EbolaLiberia quarantines area the size of Wales in an effort to contain Ebola spread
In an effort to control the spread of Ebola throughout West Africa, Liberia has quarantined areas at the epicenter of the epidemic. Experts say the quarantine is not likely to be effective because of two reasons: people inside and outside the quarantined areas – called “Unified Sectors” – still lack effective medical services, and the growing shortages of food and clean water inside the Unified Sectors will force people from inside those areas to go outside in search of food. The areas – which, combined, are the size of Wales — are too large to be effectively monitored.
In an effort to control the spread of Ebola throughout West Africa, Liberia has quarantined villages at the epicenter of the epidemic. People in and around the quarantined areas, however, are still at risk either from lack of medical attention, or from limited access to food and clean water. “There has to be concern that people in quarantined areas are left to fend for themselves,” said Mike Noyes, head of humanitarian response at ActionAid UK. “Who is going to be the police officer who goes to these places? There’s a risk that these places become plague villages.”

→ **Data listing**:

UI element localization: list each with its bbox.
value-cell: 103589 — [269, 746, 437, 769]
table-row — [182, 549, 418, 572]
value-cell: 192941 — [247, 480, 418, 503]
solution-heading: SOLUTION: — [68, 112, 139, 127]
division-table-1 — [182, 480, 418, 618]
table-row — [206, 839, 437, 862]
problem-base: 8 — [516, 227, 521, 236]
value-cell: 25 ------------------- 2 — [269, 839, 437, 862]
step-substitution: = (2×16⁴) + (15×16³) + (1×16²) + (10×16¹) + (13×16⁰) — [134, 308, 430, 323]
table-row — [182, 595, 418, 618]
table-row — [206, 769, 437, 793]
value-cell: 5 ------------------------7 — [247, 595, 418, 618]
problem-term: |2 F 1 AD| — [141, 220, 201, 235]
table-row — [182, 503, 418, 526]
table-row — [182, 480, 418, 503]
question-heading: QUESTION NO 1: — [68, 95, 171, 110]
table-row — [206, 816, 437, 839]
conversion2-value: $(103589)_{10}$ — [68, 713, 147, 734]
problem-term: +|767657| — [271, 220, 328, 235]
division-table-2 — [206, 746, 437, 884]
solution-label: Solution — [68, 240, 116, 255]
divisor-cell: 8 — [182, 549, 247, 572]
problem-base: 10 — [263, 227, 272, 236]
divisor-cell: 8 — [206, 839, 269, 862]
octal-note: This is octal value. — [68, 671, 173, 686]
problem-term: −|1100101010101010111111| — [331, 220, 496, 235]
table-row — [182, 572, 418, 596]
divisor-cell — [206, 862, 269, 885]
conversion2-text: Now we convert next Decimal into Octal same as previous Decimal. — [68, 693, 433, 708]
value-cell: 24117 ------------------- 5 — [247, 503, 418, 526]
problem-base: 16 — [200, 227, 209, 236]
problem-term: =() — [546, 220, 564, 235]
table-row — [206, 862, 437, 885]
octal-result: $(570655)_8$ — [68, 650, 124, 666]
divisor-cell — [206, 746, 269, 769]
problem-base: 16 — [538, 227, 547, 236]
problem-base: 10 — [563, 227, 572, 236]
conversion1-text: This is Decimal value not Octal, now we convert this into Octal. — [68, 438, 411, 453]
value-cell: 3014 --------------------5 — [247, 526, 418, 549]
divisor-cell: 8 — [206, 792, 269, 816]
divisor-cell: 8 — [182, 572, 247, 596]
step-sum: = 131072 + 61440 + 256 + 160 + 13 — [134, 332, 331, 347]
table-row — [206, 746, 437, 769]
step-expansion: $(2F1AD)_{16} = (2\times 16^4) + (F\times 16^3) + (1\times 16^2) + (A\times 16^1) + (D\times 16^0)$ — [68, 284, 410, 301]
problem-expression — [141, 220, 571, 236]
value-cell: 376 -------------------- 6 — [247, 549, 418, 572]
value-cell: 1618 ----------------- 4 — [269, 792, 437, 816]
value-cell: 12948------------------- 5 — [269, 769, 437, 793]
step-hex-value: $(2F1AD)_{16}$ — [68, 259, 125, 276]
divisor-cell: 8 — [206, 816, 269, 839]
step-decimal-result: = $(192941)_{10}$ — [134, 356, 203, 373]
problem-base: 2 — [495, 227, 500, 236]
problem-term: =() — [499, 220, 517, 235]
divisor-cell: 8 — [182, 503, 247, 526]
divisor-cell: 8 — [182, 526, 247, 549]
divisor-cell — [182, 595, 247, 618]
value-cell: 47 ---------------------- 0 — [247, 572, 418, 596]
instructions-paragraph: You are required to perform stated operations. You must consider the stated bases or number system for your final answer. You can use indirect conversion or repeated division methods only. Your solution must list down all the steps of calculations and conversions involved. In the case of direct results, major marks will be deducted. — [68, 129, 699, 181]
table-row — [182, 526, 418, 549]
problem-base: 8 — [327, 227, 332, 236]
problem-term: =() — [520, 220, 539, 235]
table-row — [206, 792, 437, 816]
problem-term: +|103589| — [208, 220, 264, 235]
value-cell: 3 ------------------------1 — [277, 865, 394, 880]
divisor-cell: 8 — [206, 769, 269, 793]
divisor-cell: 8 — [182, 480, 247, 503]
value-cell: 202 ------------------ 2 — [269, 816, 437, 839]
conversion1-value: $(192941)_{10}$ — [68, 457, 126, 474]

→ **Apply what you read**:
1) Answer these questions about the Ebola quarantine article:
(a) What are the quarantined areas called?
(b) What are the quarantined areas, combined, said to be the size of?
(c) What position does Mike Noyes hold?
2) Please proceed with the Ebola quarantine article, continuing from where it stops.
The rows are separate material and are not part of the Ebola quarantine article.

→ **Expected results**:
1)
(a) "Unified Sectors"
(b) Wales
(c) Head of humanitarian response at ActionAid UK

2)
The Ebola virus was never previously detected in West Africa, so already weak health care systems in Nigeria, Liberia, Sierra Leone, and Guinea were ill-prepared to deal with the outbreak. The Liberian government has imposed emergency measures and created border checkpoints to restrict residents from entering quarantine areas in order to limit those with Ebola symptoms from spreading the virus to unaffected areas. Fox News reports that Guinea and Sierra Leone, both bordering Liberia, have placed checkpoints in Gueckedou and Kenema to establish a cross-border quarantine zone of roughly 20,000 square kilometers, about the size of Wales, called the “unified sector.”
“Access to these hotspots is now cut off except for medical workers,” Liberia’s information minister Lewis Brown, said this week.
Medical workers, when allowed to enter quarantine areas, help train residents to create isolation units in schools and churches in their towns. “Quarantines expose healthy people to risk - which is why the effectiveness of states is so important in supporting preventive measures that will minimize this,” said Robert Dingwall, specialist in health policy responses to infectious diseases at Nottingham Trent University. Yet even when quarantined residents remain within marked zones, limited access to food will force them into the Jungle or enter neighboring towns, thereby spreading the Ebola virus. Brown also acknowledged the risk, saying “we can establish as many checkpoints as we want but if we cannot get the food and the medical supplies in to affected communities, they will leave.”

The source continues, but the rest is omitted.